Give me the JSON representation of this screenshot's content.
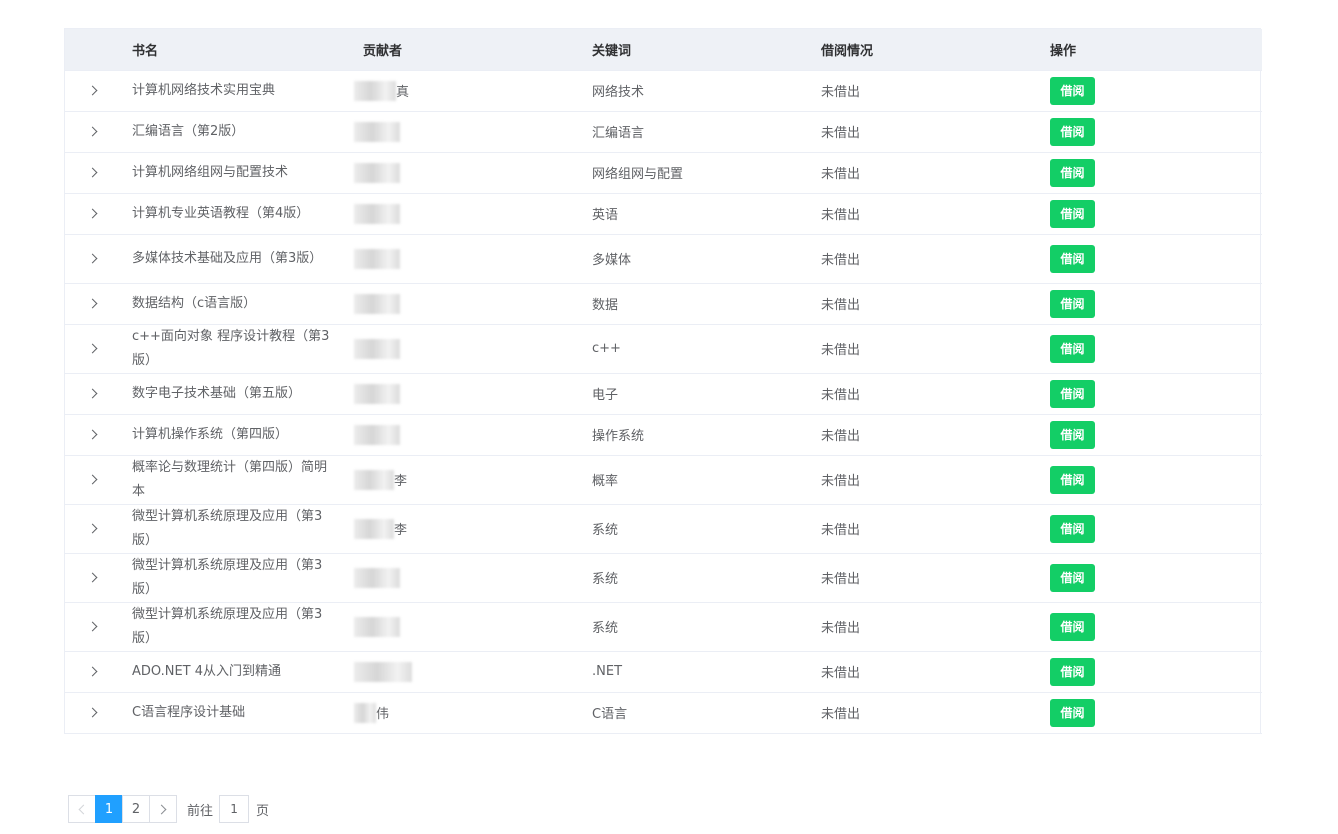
{
  "table": {
    "headers": {
      "name": "书名",
      "contributor": "贡献者",
      "keyword": "关键词",
      "status": "借阅情况",
      "action": "操作"
    },
    "rows": [
      {
        "name": "计算机网络技术实用宝典",
        "contributor_visible": "真",
        "keyword": "网络技术",
        "status": "未借出",
        "action": "借阅"
      },
      {
        "name": "汇编语言（第2版）",
        "contributor_visible": "",
        "keyword": "汇编语言",
        "status": "未借出",
        "action": "借阅"
      },
      {
        "name": "计算机网络组网与配置技术",
        "contributor_visible": "",
        "keyword": "网络组网与配置",
        "status": "未借出",
        "action": "借阅"
      },
      {
        "name": "计算机专业英语教程（第4版）",
        "contributor_visible": "",
        "keyword": "英语",
        "status": "未借出",
        "action": "借阅"
      },
      {
        "name": "多媒体技术基础及应用（第3版）",
        "contributor_visible": "",
        "keyword": "多媒体",
        "status": "未借出",
        "action": "借阅"
      },
      {
        "name": "数据结构（c语言版）",
        "contributor_visible": "",
        "keyword": "数据",
        "status": "未借出",
        "action": "借阅"
      },
      {
        "name": "c++面向对象 程序设计教程（第3版）",
        "contributor_visible": "",
        "keyword": "c++",
        "status": "未借出",
        "action": "借阅"
      },
      {
        "name": "数字电子技术基础（第五版）",
        "contributor_visible": "",
        "keyword": "电子",
        "status": "未借出",
        "action": "借阅"
      },
      {
        "name": "计算机操作系统（第四版）",
        "contributor_visible": "",
        "keyword": "操作系统",
        "status": "未借出",
        "action": "借阅"
      },
      {
        "name": "概率论与数理统计（第四版）简明本",
        "contributor_visible": "李",
        "keyword": "概率",
        "status": "未借出",
        "action": "借阅"
      },
      {
        "name": "微型计算机系统原理及应用（第3版）",
        "contributor_visible": "李",
        "keyword": "系统",
        "status": "未借出",
        "action": "借阅"
      },
      {
        "name": "微型计算机系统原理及应用（第3版）",
        "contributor_visible": "",
        "keyword": "系统",
        "status": "未借出",
        "action": "借阅"
      },
      {
        "name": "微型计算机系统原理及应用（第3版）",
        "contributor_visible": "",
        "keyword": "系统",
        "status": "未借出",
        "action": "借阅"
      },
      {
        "name": "ADO.NET 4从入门到精通",
        "contributor_visible": "",
        "keyword": ".NET",
        "status": "未借出",
        "action": "借阅"
      },
      {
        "name": "C语言程序设计基础",
        "contributor_visible": "伟",
        "keyword": "C语言",
        "status": "未借出",
        "action": "借阅"
      }
    ]
  },
  "pagination": {
    "pages": [
      "1",
      "2"
    ],
    "current": "1",
    "goto_label": "前往",
    "goto_value": "1",
    "page_suffix": "页"
  }
}
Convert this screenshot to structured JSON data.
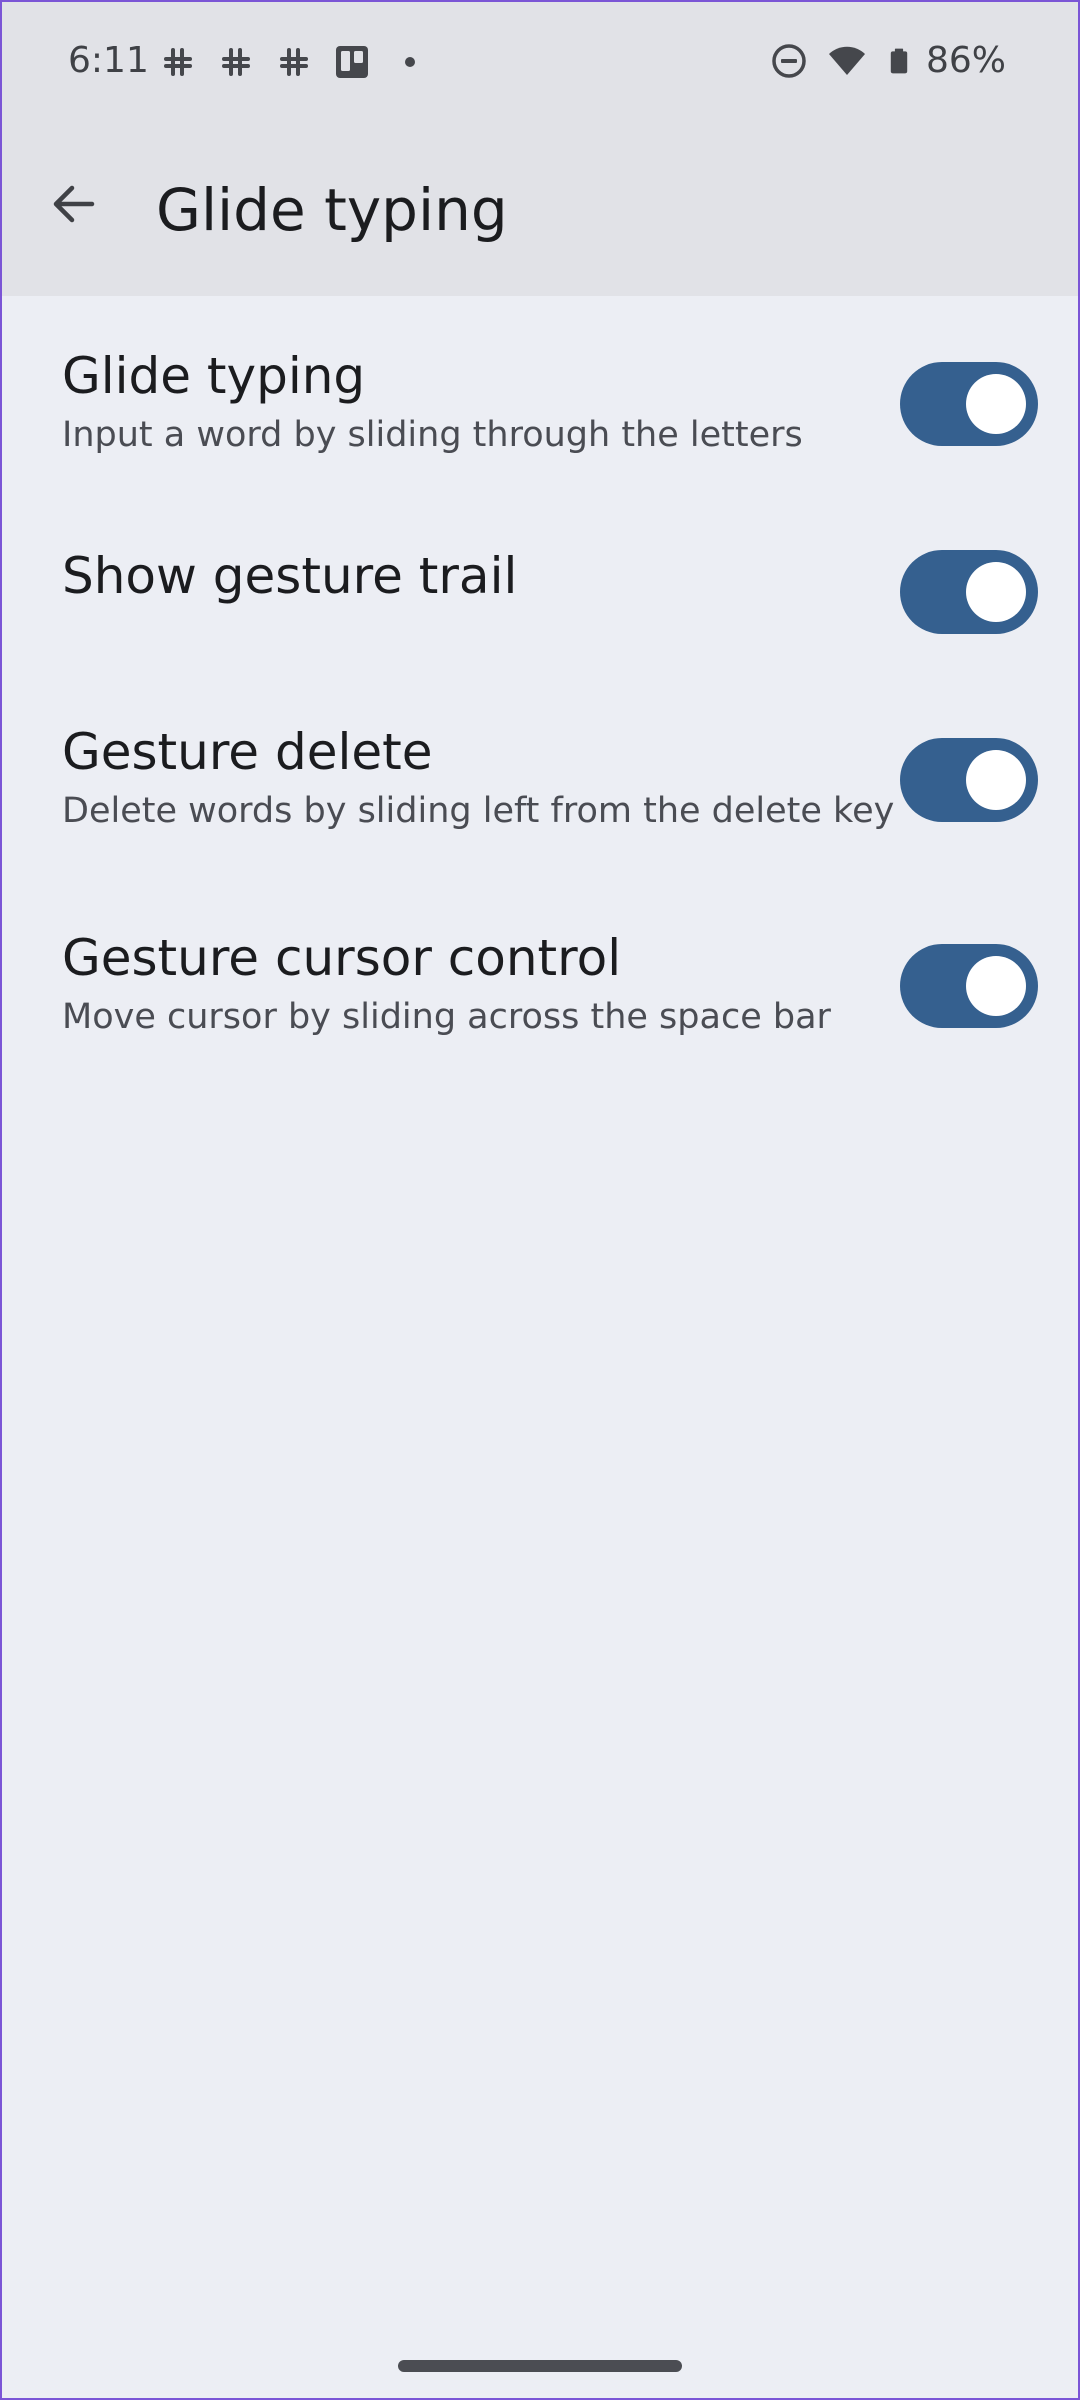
{
  "status_bar": {
    "time": "6:11",
    "left_icons": [
      "slack-icon",
      "slack-icon",
      "slack-icon",
      "trello-icon",
      "dot-icon"
    ],
    "right_icons": [
      "do-not-disturb-icon",
      "wifi-icon",
      "battery-icon"
    ],
    "battery_percent": "86%"
  },
  "app_bar": {
    "back_icon": "arrow-back-icon",
    "title": "Glide typing"
  },
  "settings": [
    {
      "title": "Glide typing",
      "summary": "Input a word by sliding through the letters",
      "enabled": true
    },
    {
      "title": "Show gesture trail",
      "summary": "",
      "enabled": true
    },
    {
      "title": "Gesture delete",
      "summary": "Delete words by sliding left from the delete key",
      "enabled": true
    },
    {
      "title": "Gesture cursor control",
      "summary": "Move cursor by sliding across the space bar",
      "enabled": true
    }
  ],
  "colors": {
    "background": "#eceef4",
    "app_bar_background": "#e1e2e7",
    "toggle_on_track": "#35608f",
    "toggle_knob": "#ffffff"
  }
}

──────────────────────────────

● **Work to be completed**: Locate the word "summary" in the records above, and return each line that has it.

● **Solution to this exercise**:
      "summary": "Input a word by sliding through the letters",
      "summary": "",
      "summary": "Delete words by sliding left from the delete key",
      "summary": "Move cursor by sliding across the space bar",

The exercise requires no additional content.